_Problem:_ Look through the data below and return each line where "在平面直角坐标系中" appears.

----------------------------------------

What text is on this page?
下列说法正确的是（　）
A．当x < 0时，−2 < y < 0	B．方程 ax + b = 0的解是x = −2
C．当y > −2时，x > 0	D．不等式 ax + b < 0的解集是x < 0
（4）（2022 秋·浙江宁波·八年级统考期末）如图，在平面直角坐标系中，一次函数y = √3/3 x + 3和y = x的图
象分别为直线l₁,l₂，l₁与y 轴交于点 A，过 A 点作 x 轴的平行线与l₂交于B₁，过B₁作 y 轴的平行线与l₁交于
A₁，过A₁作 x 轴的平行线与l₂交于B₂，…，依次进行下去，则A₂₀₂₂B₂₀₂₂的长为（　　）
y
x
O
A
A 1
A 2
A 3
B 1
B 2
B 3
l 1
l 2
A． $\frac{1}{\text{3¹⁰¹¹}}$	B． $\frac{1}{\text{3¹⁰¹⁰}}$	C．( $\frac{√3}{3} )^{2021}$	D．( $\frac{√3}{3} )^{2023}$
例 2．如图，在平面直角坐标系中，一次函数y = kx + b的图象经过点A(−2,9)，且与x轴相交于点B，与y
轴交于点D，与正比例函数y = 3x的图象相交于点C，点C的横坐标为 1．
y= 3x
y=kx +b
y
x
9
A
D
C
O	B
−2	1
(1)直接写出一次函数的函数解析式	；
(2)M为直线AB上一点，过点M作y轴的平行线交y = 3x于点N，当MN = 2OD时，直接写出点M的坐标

----------------------------------------

_Exercise output:_
（4）（2022 秋·浙江宁波·八年级统考期末）如图，在平面直角坐标系中，一次函数y = √3/3 x + 3和y = x的图
例 2．如图，在平面直角坐标系中，一次函数y = kx + b的图象经过点A(−2,9)，且与x轴相交于点B，与y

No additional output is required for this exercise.